Records that describe figures:
---------------
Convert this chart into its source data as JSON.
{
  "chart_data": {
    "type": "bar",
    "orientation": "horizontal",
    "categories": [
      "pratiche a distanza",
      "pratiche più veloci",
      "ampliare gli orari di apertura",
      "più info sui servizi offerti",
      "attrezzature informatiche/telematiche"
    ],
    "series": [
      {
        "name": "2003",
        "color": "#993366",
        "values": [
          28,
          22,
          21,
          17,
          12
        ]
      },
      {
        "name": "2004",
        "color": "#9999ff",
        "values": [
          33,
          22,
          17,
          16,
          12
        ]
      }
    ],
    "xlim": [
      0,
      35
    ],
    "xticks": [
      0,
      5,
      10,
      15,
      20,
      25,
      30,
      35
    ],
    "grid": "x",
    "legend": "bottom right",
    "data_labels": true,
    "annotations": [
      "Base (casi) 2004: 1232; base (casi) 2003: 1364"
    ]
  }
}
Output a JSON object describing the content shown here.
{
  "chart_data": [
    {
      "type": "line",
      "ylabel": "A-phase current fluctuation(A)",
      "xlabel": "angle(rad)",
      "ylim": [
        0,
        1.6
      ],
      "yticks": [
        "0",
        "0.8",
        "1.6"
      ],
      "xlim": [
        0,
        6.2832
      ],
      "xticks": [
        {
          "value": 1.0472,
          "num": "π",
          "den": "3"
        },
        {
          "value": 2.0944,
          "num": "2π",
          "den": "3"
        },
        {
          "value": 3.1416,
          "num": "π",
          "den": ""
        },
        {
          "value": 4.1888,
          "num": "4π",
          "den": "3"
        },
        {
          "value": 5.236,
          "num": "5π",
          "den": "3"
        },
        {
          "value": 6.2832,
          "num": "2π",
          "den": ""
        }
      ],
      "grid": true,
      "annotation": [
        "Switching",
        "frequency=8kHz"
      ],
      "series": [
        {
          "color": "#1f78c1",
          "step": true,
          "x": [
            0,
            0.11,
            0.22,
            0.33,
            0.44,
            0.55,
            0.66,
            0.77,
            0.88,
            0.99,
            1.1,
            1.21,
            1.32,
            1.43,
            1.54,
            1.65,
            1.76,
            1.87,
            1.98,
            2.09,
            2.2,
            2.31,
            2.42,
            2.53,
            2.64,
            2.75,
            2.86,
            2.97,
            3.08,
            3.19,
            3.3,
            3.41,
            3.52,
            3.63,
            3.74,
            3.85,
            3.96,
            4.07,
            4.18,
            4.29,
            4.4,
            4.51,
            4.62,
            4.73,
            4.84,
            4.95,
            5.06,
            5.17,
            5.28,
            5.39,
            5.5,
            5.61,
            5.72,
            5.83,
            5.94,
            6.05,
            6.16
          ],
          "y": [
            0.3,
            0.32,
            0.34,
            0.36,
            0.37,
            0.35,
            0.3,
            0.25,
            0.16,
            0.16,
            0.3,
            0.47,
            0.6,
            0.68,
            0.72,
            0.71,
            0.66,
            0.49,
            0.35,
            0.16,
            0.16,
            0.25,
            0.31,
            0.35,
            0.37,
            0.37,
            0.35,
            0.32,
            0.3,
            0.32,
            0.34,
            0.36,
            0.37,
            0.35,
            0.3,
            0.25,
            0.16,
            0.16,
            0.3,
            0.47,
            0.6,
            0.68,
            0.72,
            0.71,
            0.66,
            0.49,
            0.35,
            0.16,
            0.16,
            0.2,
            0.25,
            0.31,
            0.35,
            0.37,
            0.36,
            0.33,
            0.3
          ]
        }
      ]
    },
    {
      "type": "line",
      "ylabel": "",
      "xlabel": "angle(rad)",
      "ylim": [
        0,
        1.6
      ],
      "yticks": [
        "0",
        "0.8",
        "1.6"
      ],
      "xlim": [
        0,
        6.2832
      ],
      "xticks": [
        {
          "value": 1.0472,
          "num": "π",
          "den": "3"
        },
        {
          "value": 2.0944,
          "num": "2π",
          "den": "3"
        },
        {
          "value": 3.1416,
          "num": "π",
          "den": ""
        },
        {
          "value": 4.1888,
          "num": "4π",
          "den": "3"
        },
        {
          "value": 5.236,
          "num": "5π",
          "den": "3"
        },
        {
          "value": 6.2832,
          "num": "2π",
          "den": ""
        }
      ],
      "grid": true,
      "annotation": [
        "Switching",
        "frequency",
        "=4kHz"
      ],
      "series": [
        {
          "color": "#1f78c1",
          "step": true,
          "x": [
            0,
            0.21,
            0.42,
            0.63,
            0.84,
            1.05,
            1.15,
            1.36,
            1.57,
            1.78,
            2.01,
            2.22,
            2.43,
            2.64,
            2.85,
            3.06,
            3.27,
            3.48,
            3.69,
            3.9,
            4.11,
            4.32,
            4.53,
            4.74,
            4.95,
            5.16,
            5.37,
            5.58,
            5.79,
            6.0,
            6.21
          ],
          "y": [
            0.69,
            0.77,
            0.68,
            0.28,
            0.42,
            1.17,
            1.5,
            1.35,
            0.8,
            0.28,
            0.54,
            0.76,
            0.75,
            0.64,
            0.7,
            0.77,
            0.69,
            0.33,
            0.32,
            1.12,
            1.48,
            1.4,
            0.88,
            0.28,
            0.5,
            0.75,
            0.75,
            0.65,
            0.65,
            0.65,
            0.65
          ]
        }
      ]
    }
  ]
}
---------------
■ **Directions for this task**
What is the number of lines that hold the string "pratiche"? Reply with that number alone.

■ **Expected output**
2